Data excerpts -
++++++++++
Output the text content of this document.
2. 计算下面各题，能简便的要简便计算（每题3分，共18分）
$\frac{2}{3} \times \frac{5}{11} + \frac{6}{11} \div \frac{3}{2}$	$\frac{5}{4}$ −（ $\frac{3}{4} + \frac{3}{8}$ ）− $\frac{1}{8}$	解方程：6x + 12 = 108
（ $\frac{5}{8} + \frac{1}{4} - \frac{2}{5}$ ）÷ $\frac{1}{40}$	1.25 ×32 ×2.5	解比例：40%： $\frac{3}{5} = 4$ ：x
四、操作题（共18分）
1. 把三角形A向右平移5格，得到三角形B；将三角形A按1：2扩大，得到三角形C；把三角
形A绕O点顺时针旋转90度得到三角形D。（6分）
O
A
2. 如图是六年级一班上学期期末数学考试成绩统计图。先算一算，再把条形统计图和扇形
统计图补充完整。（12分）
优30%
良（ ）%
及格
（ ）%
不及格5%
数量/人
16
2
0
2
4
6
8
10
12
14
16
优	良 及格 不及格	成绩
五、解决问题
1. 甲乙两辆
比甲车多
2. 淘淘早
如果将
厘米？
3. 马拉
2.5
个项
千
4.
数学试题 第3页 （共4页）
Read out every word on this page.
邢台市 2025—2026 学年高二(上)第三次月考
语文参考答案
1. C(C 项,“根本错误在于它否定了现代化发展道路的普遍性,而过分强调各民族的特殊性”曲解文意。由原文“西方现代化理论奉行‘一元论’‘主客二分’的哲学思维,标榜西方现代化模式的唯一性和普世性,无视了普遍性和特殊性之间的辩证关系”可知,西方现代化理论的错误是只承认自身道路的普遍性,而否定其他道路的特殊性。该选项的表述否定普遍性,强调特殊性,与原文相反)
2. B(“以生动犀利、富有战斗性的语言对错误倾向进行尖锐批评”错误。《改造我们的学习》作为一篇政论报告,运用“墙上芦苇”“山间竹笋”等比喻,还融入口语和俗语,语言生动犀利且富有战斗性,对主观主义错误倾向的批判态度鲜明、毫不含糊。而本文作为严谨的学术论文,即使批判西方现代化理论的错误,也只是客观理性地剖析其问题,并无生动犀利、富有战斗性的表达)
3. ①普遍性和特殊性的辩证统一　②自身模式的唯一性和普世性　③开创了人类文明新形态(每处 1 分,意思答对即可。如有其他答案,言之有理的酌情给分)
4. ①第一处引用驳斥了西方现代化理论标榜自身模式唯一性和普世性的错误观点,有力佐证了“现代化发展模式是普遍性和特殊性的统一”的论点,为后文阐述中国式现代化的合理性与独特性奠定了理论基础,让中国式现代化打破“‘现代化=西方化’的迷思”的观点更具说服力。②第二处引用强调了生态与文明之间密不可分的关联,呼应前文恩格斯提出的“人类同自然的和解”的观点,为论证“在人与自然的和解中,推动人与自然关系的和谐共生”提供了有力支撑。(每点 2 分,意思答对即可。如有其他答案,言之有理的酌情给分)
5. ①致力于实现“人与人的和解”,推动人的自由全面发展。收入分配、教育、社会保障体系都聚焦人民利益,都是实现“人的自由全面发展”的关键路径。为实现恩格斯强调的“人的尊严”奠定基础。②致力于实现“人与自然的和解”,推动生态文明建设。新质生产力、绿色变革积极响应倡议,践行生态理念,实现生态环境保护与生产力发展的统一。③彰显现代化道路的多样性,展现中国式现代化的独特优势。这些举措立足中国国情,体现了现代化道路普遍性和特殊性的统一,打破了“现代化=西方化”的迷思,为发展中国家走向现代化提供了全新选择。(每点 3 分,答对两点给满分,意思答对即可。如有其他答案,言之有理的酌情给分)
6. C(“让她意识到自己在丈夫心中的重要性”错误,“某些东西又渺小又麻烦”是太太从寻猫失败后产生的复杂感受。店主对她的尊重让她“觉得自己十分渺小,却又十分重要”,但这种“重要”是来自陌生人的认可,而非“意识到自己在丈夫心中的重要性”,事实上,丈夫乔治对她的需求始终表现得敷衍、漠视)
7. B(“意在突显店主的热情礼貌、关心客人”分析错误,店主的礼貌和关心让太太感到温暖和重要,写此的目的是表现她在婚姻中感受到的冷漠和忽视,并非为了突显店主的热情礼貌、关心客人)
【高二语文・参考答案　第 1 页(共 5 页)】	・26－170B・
++++++++++
SHORT TASK - Reproduce every line above without error.

COMPLETE RESPONSE -
Output the text content of this document.
2. 计算下面各题，能简便的要简便计算（每题3分，共18分）
$\frac{2}{3} \times \frac{5}{11} + \frac{6}{11} \div \frac{3}{2}$	$\frac{5}{4}$ −（ $\frac{3}{4} + \frac{3}{8}$ ）− $\frac{1}{8}$	解方程：6x + 12 = 108
（ $\frac{5}{8} + \frac{1}{4} - \frac{2}{5}$ ）÷ $\frac{1}{40}$	1.25 ×32 ×2.5	解比例：40%： $\frac{3}{5} = 4$ ：x
四、操作题（共18分）
1. 把三角形A向右平移5格，得到三角形B；将三角形A按1：2扩大，得到三角形C；把三角
形A绕O点顺时针旋转90度得到三角形D。（6分）
O
A
2. 如图是六年级一班上学期期末数学考试成绩统计图。先算一算，再把条形统计图和扇形
统计图补充完整。（12分）
优30%
良（ ）%
及格
（ ）%
不及格5%
数量/人
16
2
0
2
4
6
8
10
12
14
16
优	良 及格 不及格	成绩
五、解决问题
1. 甲乙两辆
比甲车多
2. 淘淘早
如果将
厘米？
3. 马拉
2.5
个项
千
4.
数学试题 第3页 （共4页）
Read out every word on this page.
邢台市 2025—2026 学年高二(上)第三次月考
语文参考答案
1. C(C 项,“根本错误在于它否定了现代化发展道路的普遍性,而过分强调各民族的特殊性”曲解文意。由原文“西方现代化理论奉行‘一元论’‘主客二分’的哲学思维,标榜西方现代化模式的唯一性和普世性,无视了普遍性和特殊性之间的辩证关系”可知,西方现代化理论的错误是只承认自身道路的普遍性,而否定其他道路的特殊性。该选项的表述否定普遍性,强调特殊性,与原文相反)
2. B(“以生动犀利、富有战斗性的语言对错误倾向进行尖锐批评”错误。《改造我们的学习》作为一篇政论报告,运用“墙上芦苇”“山间竹笋”等比喻,还融入口语和俗语,语言生动犀利且富有战斗性,对主观主义错误倾向的批判态度鲜明、毫不含糊。而本文作为严谨的学术论文,即使批判西方现代化理论的错误,也只是客观理性地剖析其问题,并无生动犀利、富有战斗性的表达)
3. ①普遍性和特殊性的辩证统一　②自身模式的唯一性和普世性　③开创了人类文明新形态(每处 1 分,意思答对即可。如有其他答案,言之有理的酌情给分)
4. ①第一处引用驳斥了西方现代化理论标榜自身模式唯一性和普世性的错误观点,有力佐证了“现代化发展模式是普遍性和特殊性的统一”的论点,为后文阐述中国式现代化的合理性与独特性奠定了理论基础,让中国式现代化打破“‘现代化=西方化’的迷思”的观点更具说服力。②第二处引用强调了生态与文明之间密不可分的关联,呼应前文恩格斯提出的“人类同自然的和解”的观点,为论证“在人与自然的和解中,推动人与自然关系的和谐共生”提供了有力支撑。(每点 2 分,意思答对即可。如有其他答案,言之有理的酌情给分)
5. ①致力于实现“人与人的和解”,推动人的自由全面发展。收入分配、教育、社会保障体系都聚焦人民利益,都是实现“人的自由全面发展”的关键路径。为实现恩格斯强调的“人的尊严”奠定基础。②致力于实现“人与自然的和解”,推动生态文明建设。新质生产力、绿色变革积极响应倡议,践行生态理念,实现生态环境保护与生产力发展的统一。③彰显现代化道路的多样性,展现中国式现代化的独特优势。这些举措立足中国国情,体现了现代化道路普遍性和特殊性的统一,打破了“现代化=西方化”的迷思,为发展中国家走向现代化提供了全新选择。(每点 3 分,答对两点给满分,意思答对即可。如有其他答案,言之有理的酌情给分)
6. C(“让她意识到自己在丈夫心中的重要性”错误,“某些东西又渺小又麻烦”是太太从寻猫失败后产生的复杂感受。店主对她的尊重让她“觉得自己十分渺小,却又十分重要”,但这种“重要”是来自陌生人的认可,而非“意识到自己在丈夫心中的重要性”,事实上,丈夫乔治对她的需求始终表现得敷衍、漠视)
7. B(“意在突显店主的热情礼貌、关心客人”分析错误,店主的礼貌和关心让太太感到温暖和重要,写此的目的是表现她在婚姻中感受到的冷漠和忽视,并非为了突显店主的热情礼貌、关心客人)
【高二语文・参考答案　第 1 页(共 5 页)】	・26－170B・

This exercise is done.